TASK TO CARRY OUT
Without including any pictures, write out the listing below exactly.
--- start ---
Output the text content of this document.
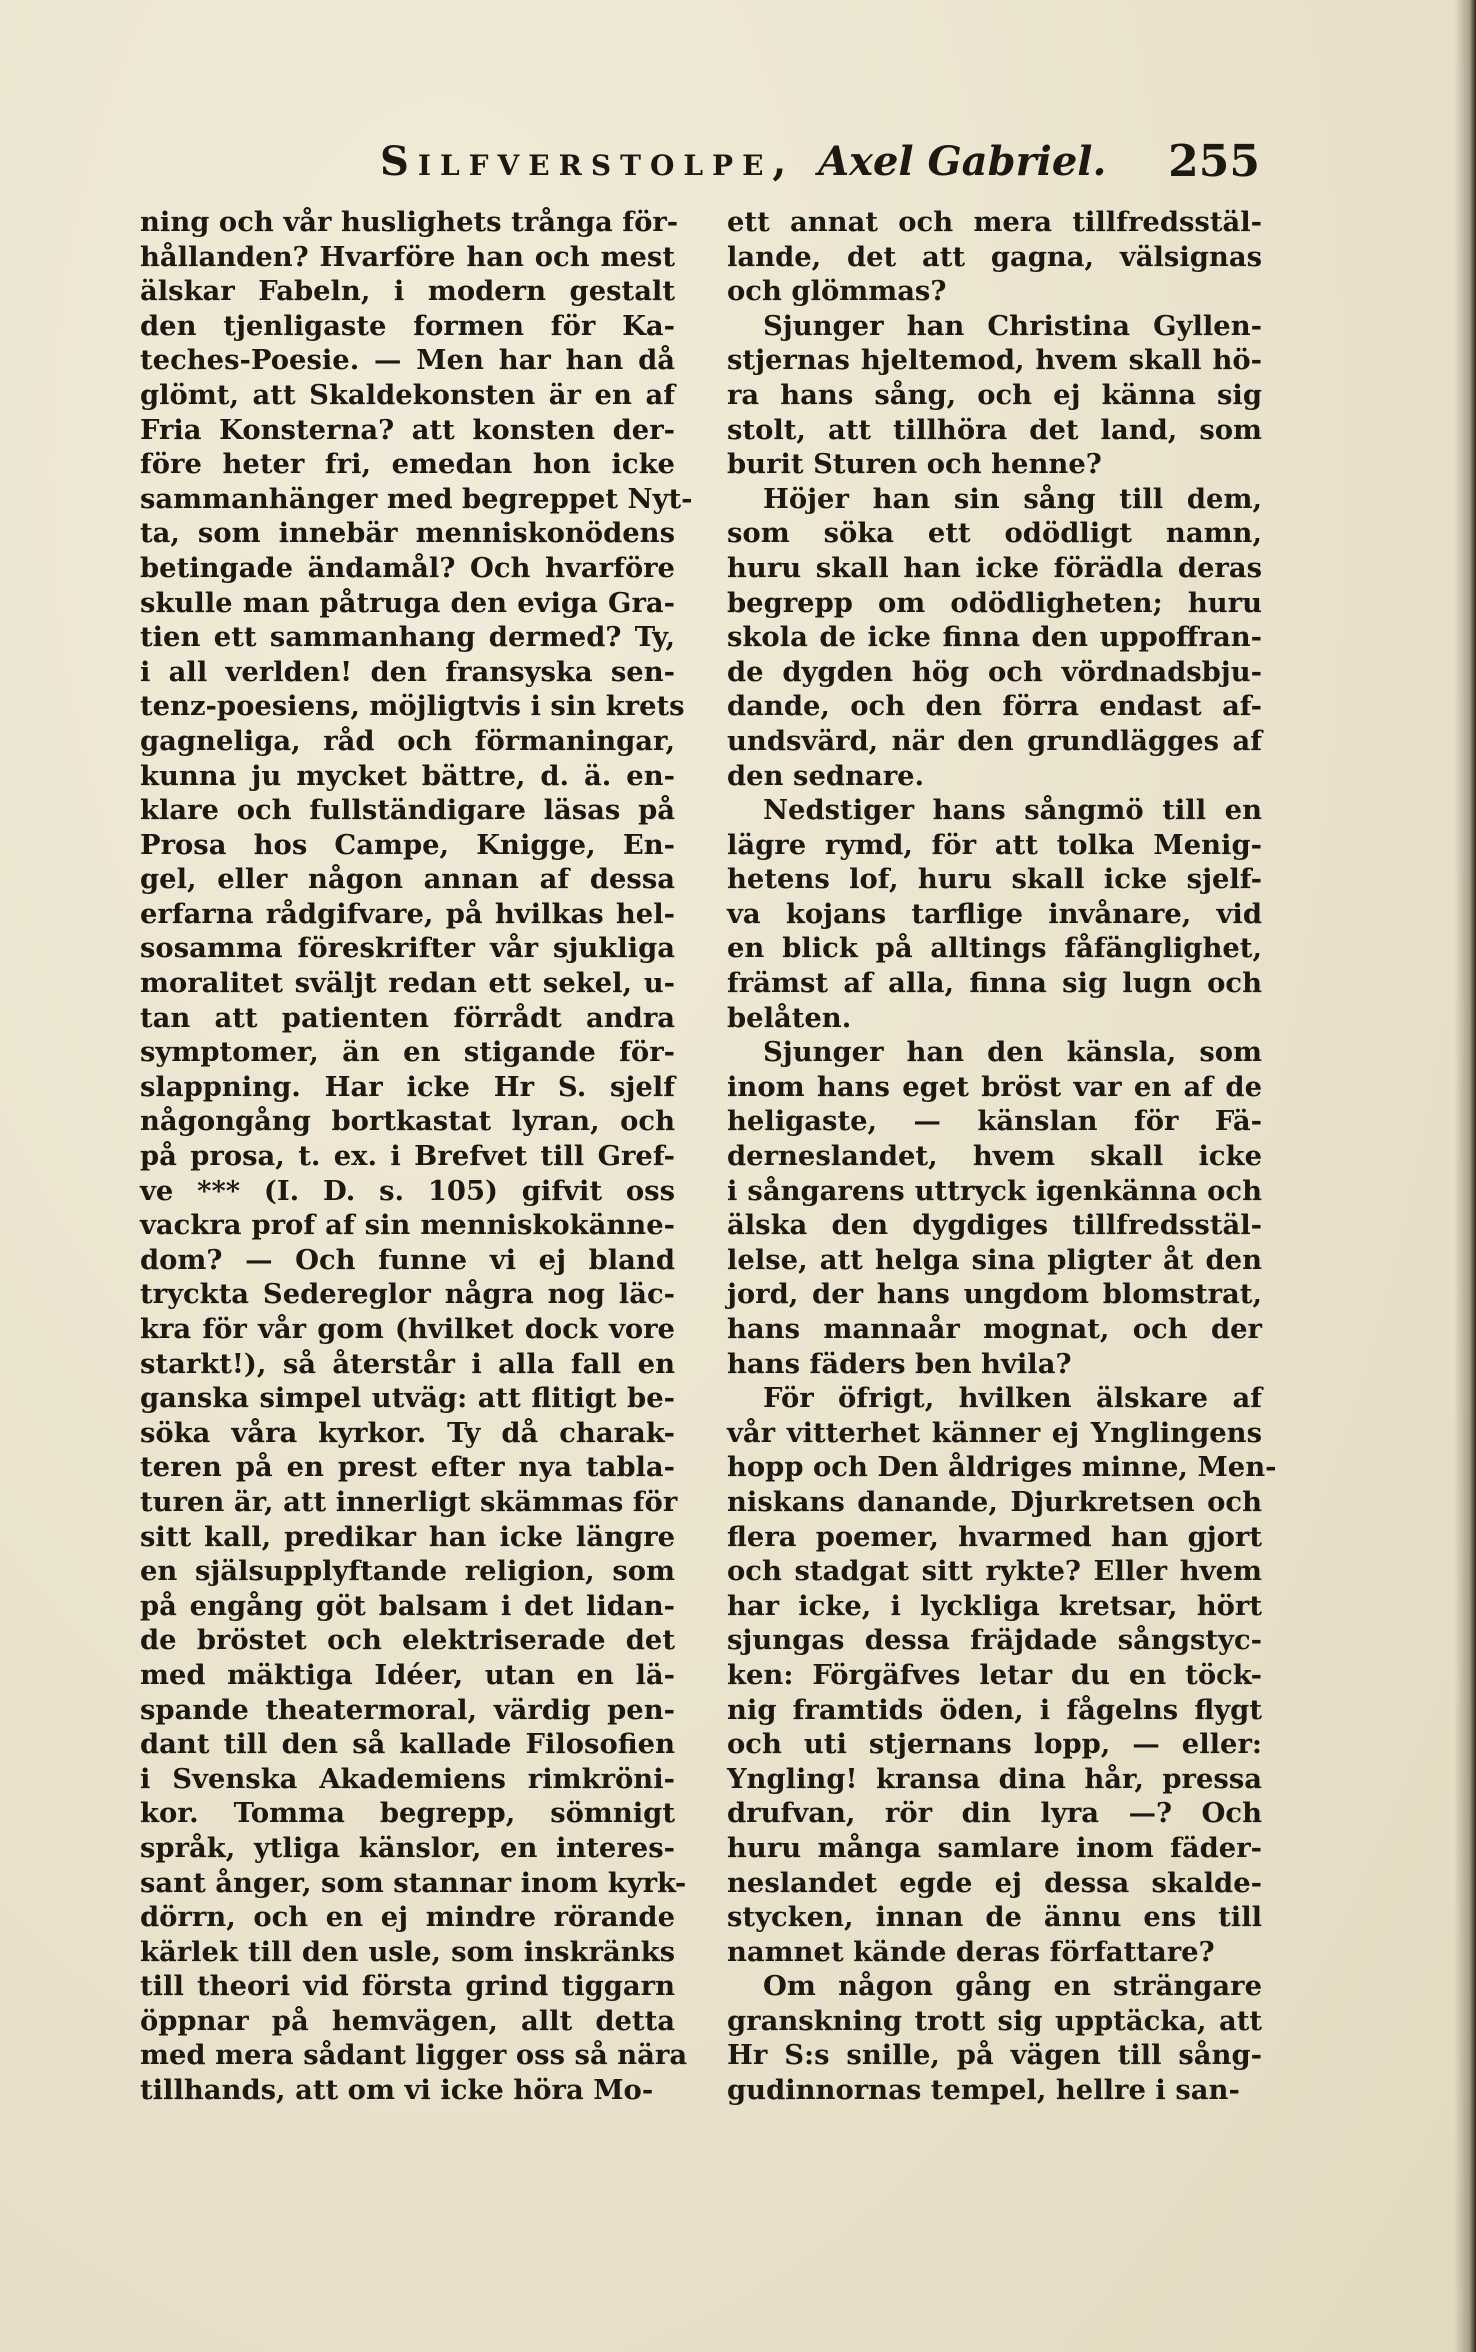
Silfverstolpe, Axel Gabriel. 255
ning och vår huslighets trånga för-
hållanden? Hvarföre han och mest
älskar Fabeln, i modern gestalt
den tjenligaste formen för Ka-
teches-Poesie. — Men har han då
glömt, att Skaldekonsten är en af
Fria Konsterna? att konsten der-
före heter fri, emedan hon icke
sammanhänger med begreppet Nyt-
ta, som innebär menniskonödens
betingade ändamål? Och hvarföre
skulle man påtruga den eviga Gra-
tien ett sammanhang dermed? Ty,
i all verlden! den fransyska sen-
tenz-poesiens, möjligtvis i sin krets
gagneliga, råd och förmaningar,
kunna ju mycket bättre, d. ä. en-
klare och fullständigare läsas på
Prosa hos Campe, Knigge, En-
gel, eller någon annan af dessa
erfarna rådgifvare, på hvilkas hel-
sosamma föreskrifter vår sjukliga
moralitet sväljt redan ett sekel, u-
tan att patienten förrådt andra
symptomer, än en stigande för-
slappning. Har icke Hr S. sjelf
någongång bortkastat lyran, och
på prosa, t. ex. i Brefvet till Gref-
ve *** (I. D. s. 105) gifvit oss
vackra prof af sin menniskokänne-
dom? — Och funne vi ej bland
tryckta Sedereglor några nog läc-
kra för vår gom (hvilket dock vore
starkt!), så återstår i alla fall en
ganska simpel utväg: att flitigt be-
söka våra kyrkor. Ty då charak-
teren på en prest efter nya tabla-
turen är, att innerligt skämmas för
sitt kall, predikar han icke längre
en själsupplyftande religion, som
på engång göt balsam i det lidan-
de bröstet och elektriserade det
med mäktiga Idéer, utan en lä-
spande theatermoral, värdig pen-
dant till den så kallade Filosofien
i Svenska Akademiens rimkröni-
kor. Tomma begrepp, sömnigt
språk, ytliga känslor, en interes-
sant ånger, som stannar inom kyrk-
dörrn, och en ej mindre rörande
kärlek till den usle, som inskränks
till theori vid första grind tiggarn
öppnar på hemvägen, allt detta
med mera sådant ligger oss så nära
tillhands, att om vi icke höra Mo-
ett annat och mera tillfredsstäl-
lande, det att gagna, välsignas
och glömmas?
Sjunger han Christina Gyllen-
stjernas hjeltemod, hvem skall hö-
ra hans sång, och ej känna sig
stolt, att tillhöra det land, som
burit Sturen och henne?
Höjer han sin sång till dem,
som söka ett odödligt namn,
huru skall han icke förädla deras
begrepp om odödligheten; huru
skola de icke finna den uppoffran-
de dygden hög och vördnadsbju-
dande, och den förra endast af-
undsvärd, när den grundlägges af
den sednare.
Nedstiger hans sångmö till en
lägre rymd, för att tolka Menig-
hetens lof, huru skall icke sjelf-
va kojans tarflige invånare, vid
en blick på alltings fåfänglighet,
främst af alla, finna sig lugn och
belåten.
Sjunger han den känsla, som
inom hans eget bröst var en af de
heligaste, — känslan för Fä-
derneslandet, hvem skall icke
i sångarens uttryck igenkänna och
älska den dygdiges tillfredsstäl-
lelse, att helga sina pligter åt den
jord, der hans ungdom blomstrat,
hans mannaår mognat, och der
hans fäders ben hvila?
För öfrigt, hvilken älskare af
vår vitterhet känner ej Ynglingens
hopp och Den åldriges minne, Men-
niskans danande, Djurkretsen och
flera poemer, hvarmed han gjort
och stadgat sitt rykte? Eller hvem
har icke, i lyckliga kretsar, hört
sjungas dessa fräjdade sångstyc-
ken: Förgäfves letar du en töck-
nig framtids öden, i fågelns flygt
och uti stjernans lopp, — eller:
Yngling! kransa dina hår, pressa
drufvan, rör din lyra —? Och
huru många samlare inom fäder-
neslandet egde ej dessa skalde-
stycken, innan de ännu ens till
namnet kände deras författare?
Om någon gång en strängare
granskning trott sig upptäcka, att
Hr S:s snille, på vägen till sång-
gudinnornas tempel, hellre i san-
--- end ---
RESPONSE TO THE EXERCISE
Output the text content of this document.
Silfverstolpe, Axel Gabriel. 255
ning och vår huslighets trånga för-
hållanden? Hvarföre han och mest
älskar Fabeln, i modern gestalt
den tjenligaste formen för Ka-
teches-Poesie. — Men har han då
glömt, att Skaldekonsten är en af
Fria Konsterna? att konsten der-
före heter fri, emedan hon icke
sammanhänger med begreppet Nyt-
ta, som innebär menniskonödens
betingade ändamål? Och hvarföre
skulle man påtruga den eviga Gra-
tien ett sammanhang dermed? Ty,
i all verlden! den fransyska sen-
tenz-poesiens, möjligtvis i sin krets
gagneliga, råd och förmaningar,
kunna ju mycket bättre, d. ä. en-
klare och fullständigare läsas på
Prosa hos Campe, Knigge, En-
gel, eller någon annan af dessa
erfarna rådgifvare, på hvilkas hel-
sosamma föreskrifter vår sjukliga
moralitet sväljt redan ett sekel, u-
tan att patienten förrådt andra
symptomer, än en stigande för-
slappning. Har icke Hr S. sjelf
någongång bortkastat lyran, och
på prosa, t. ex. i Brefvet till Gref-
ve *** (I. D. s. 105) gifvit oss
vackra prof af sin menniskokänne-
dom? — Och funne vi ej bland
tryckta Sedereglor några nog läc-
kra för vår gom (hvilket dock vore
starkt!), så återstår i alla fall en
ganska simpel utväg: att flitigt be-
söka våra kyrkor. Ty då charak-
teren på en prest efter nya tabla-
turen är, att innerligt skämmas för
sitt kall, predikar han icke längre
en själsupplyftande religion, som
på engång göt balsam i det lidan-
de bröstet och elektriserade det
med mäktiga Idéer, utan en lä-
spande theatermoral, värdig pen-
dant till den så kallade Filosofien
i Svenska Akademiens rimkröni-
kor. Tomma begrepp, sömnigt
språk, ytliga känslor, en interes-
sant ånger, som stannar inom kyrk-
dörrn, och en ej mindre rörande
kärlek till den usle, som inskränks
till theori vid första grind tiggarn
öppnar på hemvägen, allt detta
med mera sådant ligger oss så nära
tillhands, att om vi icke höra Mo-
ett annat och mera tillfredsstäl-
lande, det att gagna, välsignas
och glömmas?
Sjunger han Christina Gyllen-
stjernas hjeltemod, hvem skall hö-
ra hans sång, och ej känna sig
stolt, att tillhöra det land, som
burit Sturen och henne?
Höjer han sin sång till dem,
som söka ett odödligt namn,
huru skall han icke förädla deras
begrepp om odödligheten; huru
skola de icke finna den uppoffran-
de dygden hög och vördnadsbju-
dande, och den förra endast af-
undsvärd, när den grundlägges af
den sednare.
Nedstiger hans sångmö till en
lägre rymd, för att tolka Menig-
hetens lof, huru skall icke sjelf-
va kojans tarflige invånare, vid
en blick på alltings fåfänglighet,
främst af alla, finna sig lugn och
belåten.
Sjunger han den känsla, som
inom hans eget bröst var en af de
heligaste, — känslan för Fä-
derneslandet, hvem skall icke
i sångarens uttryck igenkänna och
älska den dygdiges tillfredsstäl-
lelse, att helga sina pligter åt den
jord, der hans ungdom blomstrat,
hans mannaår mognat, och der
hans fäders ben hvila?
För öfrigt, hvilken älskare af
vår vitterhet känner ej Ynglingens
hopp och Den åldriges minne, Men-
niskans danande, Djurkretsen och
flera poemer, hvarmed han gjort
och stadgat sitt rykte? Eller hvem
har icke, i lyckliga kretsar, hört
sjungas dessa fräjdade sångstyc-
ken: Förgäfves letar du en töck-
nig framtids öden, i fågelns flygt
och uti stjernans lopp, — eller:
Yngling! kransa dina hår, pressa
drufvan, rör din lyra —? Och
huru många samlare inom fäder-
neslandet egde ej dessa skalde-
stycken, innan de ännu ens till
namnet kände deras författare?
Om någon gång en strängare
granskning trott sig upptäcka, att
Hr S:s snille, på vägen till sång-
gudinnornas tempel, hellre i san-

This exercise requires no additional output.